*Task requirements:*
Set the following entries down again exactly, line by line.

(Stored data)
▼
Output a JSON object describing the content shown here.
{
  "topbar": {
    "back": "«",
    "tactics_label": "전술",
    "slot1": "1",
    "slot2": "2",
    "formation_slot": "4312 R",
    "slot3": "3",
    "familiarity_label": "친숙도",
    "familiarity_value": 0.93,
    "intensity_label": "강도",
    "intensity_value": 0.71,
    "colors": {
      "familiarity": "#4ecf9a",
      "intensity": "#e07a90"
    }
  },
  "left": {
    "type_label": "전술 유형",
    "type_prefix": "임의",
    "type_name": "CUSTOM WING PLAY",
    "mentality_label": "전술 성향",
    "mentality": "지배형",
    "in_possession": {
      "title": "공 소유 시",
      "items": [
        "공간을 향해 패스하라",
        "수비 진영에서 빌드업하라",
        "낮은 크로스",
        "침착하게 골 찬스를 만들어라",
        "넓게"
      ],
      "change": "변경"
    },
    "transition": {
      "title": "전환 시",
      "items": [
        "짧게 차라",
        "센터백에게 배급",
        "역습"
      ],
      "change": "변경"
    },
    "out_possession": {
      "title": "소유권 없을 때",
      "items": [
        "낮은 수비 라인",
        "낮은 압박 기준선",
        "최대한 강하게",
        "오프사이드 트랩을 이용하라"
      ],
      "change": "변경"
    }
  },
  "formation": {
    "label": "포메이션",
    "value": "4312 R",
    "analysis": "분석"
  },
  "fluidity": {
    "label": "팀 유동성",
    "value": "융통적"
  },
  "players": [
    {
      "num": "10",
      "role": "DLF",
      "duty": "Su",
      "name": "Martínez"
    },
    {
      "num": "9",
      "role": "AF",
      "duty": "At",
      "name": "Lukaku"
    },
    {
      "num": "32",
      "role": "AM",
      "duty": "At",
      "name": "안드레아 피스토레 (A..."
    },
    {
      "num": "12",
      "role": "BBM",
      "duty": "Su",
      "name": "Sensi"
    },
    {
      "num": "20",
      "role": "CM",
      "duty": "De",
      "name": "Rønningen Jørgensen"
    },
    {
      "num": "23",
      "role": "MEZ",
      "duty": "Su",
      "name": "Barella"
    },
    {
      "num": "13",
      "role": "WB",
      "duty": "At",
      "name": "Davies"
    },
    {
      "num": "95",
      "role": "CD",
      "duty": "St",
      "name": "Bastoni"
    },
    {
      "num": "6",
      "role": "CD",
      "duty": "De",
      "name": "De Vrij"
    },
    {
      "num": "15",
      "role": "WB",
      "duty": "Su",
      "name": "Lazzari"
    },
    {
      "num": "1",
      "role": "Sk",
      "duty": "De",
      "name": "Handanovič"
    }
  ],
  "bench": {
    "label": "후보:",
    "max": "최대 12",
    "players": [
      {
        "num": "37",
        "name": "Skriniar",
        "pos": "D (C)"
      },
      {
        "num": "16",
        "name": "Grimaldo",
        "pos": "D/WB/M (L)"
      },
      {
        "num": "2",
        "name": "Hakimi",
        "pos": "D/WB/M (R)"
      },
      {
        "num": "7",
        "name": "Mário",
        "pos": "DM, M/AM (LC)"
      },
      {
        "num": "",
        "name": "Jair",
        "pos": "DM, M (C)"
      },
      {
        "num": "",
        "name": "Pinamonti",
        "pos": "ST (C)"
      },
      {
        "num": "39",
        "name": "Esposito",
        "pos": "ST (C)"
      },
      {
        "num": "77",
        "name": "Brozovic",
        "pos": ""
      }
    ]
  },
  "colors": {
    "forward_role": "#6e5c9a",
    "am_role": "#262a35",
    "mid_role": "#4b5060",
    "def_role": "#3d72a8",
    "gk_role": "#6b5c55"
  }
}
▲
*Solution:*
Output a JSON object describing the content shown here.
{
  "topbar": {
    "back": "«",
    "tactics_label": "전술",
    "slot1": "1",
    "slot2": "2",
    "formation_slot": "4312 R",
    "slot3": "3",
    "familiarity_label": "친숙도",
    "familiarity_value": 0.93,
    "intensity_label": "강도",
    "intensity_value": 0.71,
    "colors": {
      "familiarity": "#4ecf9a",
      "intensity": "#e07a90"
    }
  },
  "left": {
    "type_label": "전술 유형",
    "type_prefix": "임의",
    "type_name": "CUSTOM WING PLAY",
    "mentality_label": "전술 성향",
    "mentality": "지배형",
    "in_possession": {
      "title": "공 소유 시",
      "items": [
        "공간을 향해 패스하라",
        "수비 진영에서 빌드업하라",
        "낮은 크로스",
        "침착하게 골 찬스를 만들어라",
        "넓게"
      ],
      "change": "변경"
    },
    "transition": {
      "title": "전환 시",
      "items": [
        "짧게 차라",
        "센터백에게 배급",
        "역습"
      ],
      "change": "변경"
    },
    "out_possession": {
      "title": "소유권 없을 때",
      "items": [
        "낮은 수비 라인",
        "낮은 압박 기준선",
        "최대한 강하게",
        "오프사이드 트랩을 이용하라"
      ],
      "change": "변경"
    }
  },
  "formation": {
    "label": "포메이션",
    "value": "4312 R",
    "analysis": "분석"
  },
  "fluidity": {
    "label": "팀 유동성",
    "value": "융통적"
  },
  "players": [
    {
      "num": "10",
      "role": "DLF",
      "duty": "Su",
      "name": "Martínez"
    },
    {
      "num": "9",
      "role": "AF",
      "duty": "At",
      "name": "Lukaku"
    },
    {
      "num": "32",
      "role": "AM",
      "duty": "At",
      "name": "안드레아 피스토레 (A..."
    },
    {
      "num": "12",
      "role": "BBM",
      "duty": "Su",
      "name": "Sensi"
    },
    {
      "num": "20",
      "role": "CM",
      "duty": "De",
      "name": "Rønningen Jørgensen"
    },
    {
      "num": "23",
      "role": "MEZ",
      "duty": "Su",
      "name": "Barella"
    },
    {
      "num": "13",
      "role": "WB",
      "duty": "At",
      "name": "Davies"
    },
    {
      "num": "95",
      "role": "CD",
      "duty": "St",
      "name": "Bastoni"
    },
    {
      "num": "6",
      "role": "CD",
      "duty": "De",
      "name": "De Vrij"
    },
    {
      "num": "15",
      "role": "WB",
      "duty": "Su",
      "name": "Lazzari"
    },
    {
      "num": "1",
      "role": "Sk",
      "duty": "De",
      "name": "Handanovič"
    }
  ],
  "bench": {
    "label": "후보:",
    "max": "최대 12",
    "players": [
      {
        "num": "37",
        "name": "Skriniar",
        "pos": "D (C)"
      },
      {
        "num": "16",
        "name": "Grimaldo",
        "pos": "D/WB/M (L)"
      },
      {
        "num": "2",
        "name": "Hakimi",
        "pos": "D/WB/M (R)"
      },
      {
        "num": "7",
        "name": "Mário",
        "pos": "DM, M/AM (LC)"
      },
      {
        "num": "",
        "name": "Jair",
        "pos": "DM, M (C)"
      },
      {
        "num": "",
        "name": "Pinamonti",
        "pos": "ST (C)"
      },
      {
        "num": "39",
        "name": "Esposito",
        "pos": "ST (C)"
      },
      {
        "num": "77",
        "name": "Brozovic",
        "pos": ""
      }
    ]
  },
  "colors": {
    "forward_role": "#6e5c9a",
    "am_role": "#262a35",
    "mid_role": "#4b5060",
    "def_role": "#3d72a8",
    "gk_role": "#6b5c55"
  }
}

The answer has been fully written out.